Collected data
'''

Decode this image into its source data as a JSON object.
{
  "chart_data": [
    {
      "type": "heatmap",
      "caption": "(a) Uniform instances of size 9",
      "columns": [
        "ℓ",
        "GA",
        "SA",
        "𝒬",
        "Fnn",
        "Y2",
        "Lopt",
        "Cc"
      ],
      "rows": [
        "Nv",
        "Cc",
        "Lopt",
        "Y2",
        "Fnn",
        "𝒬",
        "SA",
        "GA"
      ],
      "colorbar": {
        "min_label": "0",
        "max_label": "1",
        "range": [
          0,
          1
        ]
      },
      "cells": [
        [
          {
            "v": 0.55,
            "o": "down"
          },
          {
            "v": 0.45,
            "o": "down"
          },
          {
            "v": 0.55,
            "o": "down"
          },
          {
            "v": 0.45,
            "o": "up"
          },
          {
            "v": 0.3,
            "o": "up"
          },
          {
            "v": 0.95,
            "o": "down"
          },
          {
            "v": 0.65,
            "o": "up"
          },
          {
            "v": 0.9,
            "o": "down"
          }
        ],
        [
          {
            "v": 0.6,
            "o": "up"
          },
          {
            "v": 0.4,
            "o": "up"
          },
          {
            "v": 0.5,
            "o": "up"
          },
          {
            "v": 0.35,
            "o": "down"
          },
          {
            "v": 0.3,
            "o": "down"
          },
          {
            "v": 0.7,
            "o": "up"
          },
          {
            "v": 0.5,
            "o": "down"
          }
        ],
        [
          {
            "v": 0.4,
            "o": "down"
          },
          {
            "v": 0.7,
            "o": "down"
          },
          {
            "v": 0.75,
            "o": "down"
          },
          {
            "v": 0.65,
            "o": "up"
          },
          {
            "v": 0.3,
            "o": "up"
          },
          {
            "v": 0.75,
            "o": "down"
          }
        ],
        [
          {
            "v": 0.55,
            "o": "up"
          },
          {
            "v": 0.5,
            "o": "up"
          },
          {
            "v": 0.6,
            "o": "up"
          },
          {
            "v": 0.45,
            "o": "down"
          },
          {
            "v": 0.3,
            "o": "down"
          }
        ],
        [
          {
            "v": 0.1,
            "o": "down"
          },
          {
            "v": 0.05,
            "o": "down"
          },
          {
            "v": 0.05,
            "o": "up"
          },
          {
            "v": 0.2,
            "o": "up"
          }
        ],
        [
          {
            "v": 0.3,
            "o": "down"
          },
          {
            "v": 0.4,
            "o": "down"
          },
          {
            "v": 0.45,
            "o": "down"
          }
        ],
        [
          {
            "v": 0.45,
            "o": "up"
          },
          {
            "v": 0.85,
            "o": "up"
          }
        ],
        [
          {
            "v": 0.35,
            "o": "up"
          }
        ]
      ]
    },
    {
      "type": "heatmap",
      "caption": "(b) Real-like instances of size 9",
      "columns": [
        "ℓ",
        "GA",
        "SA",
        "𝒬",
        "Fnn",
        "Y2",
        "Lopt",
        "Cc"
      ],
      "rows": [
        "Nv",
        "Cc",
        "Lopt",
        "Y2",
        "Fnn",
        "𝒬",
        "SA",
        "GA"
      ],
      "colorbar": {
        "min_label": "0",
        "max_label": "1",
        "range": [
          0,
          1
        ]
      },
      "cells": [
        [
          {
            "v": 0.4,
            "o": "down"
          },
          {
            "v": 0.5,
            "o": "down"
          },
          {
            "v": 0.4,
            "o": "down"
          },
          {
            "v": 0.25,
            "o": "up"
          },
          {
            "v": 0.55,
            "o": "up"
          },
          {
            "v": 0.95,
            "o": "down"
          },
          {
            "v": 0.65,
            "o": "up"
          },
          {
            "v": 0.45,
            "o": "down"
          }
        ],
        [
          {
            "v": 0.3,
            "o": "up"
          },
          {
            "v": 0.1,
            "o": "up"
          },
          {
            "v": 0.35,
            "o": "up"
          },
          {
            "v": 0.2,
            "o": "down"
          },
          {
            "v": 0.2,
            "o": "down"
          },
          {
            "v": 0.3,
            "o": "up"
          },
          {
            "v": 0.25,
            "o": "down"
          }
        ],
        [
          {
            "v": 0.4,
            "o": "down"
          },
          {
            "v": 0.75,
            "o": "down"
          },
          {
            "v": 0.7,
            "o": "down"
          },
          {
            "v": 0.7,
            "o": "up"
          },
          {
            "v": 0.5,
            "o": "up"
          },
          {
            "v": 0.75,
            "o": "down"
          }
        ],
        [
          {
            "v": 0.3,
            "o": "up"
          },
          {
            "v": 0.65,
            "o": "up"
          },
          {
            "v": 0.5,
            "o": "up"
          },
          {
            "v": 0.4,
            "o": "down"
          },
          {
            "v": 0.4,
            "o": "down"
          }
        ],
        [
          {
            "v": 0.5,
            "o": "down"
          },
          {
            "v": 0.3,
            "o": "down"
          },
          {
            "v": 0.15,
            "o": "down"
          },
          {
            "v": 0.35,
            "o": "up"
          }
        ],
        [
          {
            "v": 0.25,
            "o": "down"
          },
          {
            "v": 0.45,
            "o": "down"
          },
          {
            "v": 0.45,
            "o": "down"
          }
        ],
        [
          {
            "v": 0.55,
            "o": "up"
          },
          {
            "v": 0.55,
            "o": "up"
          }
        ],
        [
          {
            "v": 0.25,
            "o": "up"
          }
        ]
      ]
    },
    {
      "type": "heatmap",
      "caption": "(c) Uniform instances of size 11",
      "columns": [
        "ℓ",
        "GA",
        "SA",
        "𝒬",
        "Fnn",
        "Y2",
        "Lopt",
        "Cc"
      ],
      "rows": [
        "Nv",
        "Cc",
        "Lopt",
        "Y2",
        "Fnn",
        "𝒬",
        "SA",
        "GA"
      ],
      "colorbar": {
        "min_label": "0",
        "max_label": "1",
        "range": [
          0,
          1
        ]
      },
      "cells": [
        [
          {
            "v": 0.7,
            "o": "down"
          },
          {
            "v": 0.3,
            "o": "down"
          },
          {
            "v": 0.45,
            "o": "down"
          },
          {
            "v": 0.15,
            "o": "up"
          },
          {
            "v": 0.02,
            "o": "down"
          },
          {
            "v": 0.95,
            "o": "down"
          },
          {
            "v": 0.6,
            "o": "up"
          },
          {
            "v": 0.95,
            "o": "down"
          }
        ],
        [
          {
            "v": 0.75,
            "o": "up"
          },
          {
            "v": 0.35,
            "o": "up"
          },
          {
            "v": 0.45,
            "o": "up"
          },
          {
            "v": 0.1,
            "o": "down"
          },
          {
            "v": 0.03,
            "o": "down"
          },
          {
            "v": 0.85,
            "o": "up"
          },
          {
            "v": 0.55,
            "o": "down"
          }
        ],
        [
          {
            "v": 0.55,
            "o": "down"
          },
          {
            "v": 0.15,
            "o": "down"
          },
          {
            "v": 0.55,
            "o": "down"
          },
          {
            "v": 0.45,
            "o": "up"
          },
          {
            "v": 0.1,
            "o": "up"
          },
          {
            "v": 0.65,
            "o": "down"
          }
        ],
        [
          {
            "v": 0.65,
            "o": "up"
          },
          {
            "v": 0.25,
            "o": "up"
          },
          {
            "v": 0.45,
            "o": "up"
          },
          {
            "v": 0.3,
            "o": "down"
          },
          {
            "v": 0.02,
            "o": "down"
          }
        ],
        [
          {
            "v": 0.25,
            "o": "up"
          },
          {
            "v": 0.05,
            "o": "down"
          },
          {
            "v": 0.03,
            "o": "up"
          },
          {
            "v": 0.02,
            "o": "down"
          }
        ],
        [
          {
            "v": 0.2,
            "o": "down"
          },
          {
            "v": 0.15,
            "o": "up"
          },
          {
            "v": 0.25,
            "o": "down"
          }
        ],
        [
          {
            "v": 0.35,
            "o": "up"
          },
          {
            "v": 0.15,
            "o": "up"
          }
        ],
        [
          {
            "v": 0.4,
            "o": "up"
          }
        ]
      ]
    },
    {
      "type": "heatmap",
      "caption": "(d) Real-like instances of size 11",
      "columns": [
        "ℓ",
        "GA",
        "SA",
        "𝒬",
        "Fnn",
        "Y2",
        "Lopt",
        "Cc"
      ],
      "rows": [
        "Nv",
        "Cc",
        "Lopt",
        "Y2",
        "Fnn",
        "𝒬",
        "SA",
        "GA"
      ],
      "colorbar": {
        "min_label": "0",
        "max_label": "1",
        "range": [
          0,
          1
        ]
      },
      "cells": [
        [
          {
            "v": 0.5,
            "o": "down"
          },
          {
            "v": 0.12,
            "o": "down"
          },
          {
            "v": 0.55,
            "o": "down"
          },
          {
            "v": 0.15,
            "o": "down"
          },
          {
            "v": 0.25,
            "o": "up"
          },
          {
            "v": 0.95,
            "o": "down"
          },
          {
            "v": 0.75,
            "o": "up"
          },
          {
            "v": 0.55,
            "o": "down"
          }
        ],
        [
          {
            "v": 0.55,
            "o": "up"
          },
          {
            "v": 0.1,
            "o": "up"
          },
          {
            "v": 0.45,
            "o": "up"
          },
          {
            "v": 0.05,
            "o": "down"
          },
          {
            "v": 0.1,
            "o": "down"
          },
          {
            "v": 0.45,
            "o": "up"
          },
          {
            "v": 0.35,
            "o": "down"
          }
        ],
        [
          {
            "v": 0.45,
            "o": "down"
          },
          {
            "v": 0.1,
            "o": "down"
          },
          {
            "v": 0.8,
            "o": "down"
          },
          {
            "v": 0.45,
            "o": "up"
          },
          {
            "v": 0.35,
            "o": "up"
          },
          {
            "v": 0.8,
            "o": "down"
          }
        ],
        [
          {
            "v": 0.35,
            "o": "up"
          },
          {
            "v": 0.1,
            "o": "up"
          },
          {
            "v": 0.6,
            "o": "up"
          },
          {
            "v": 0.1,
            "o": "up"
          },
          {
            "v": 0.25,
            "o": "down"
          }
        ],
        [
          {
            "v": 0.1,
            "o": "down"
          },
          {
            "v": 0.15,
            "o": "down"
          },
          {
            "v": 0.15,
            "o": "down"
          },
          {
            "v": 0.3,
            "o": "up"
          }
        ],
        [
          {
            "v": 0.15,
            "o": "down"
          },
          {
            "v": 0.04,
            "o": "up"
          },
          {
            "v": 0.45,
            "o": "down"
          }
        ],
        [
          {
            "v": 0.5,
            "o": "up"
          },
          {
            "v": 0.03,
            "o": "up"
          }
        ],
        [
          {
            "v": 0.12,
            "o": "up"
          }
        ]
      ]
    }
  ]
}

'''

• **Problem**: Each line above that holds the string "Real" should be copied and shown.

• **Exercise answer**:
      "caption": "(b) Real-like instances of size 9",
      "caption": "(d) Real-like instances of size 11",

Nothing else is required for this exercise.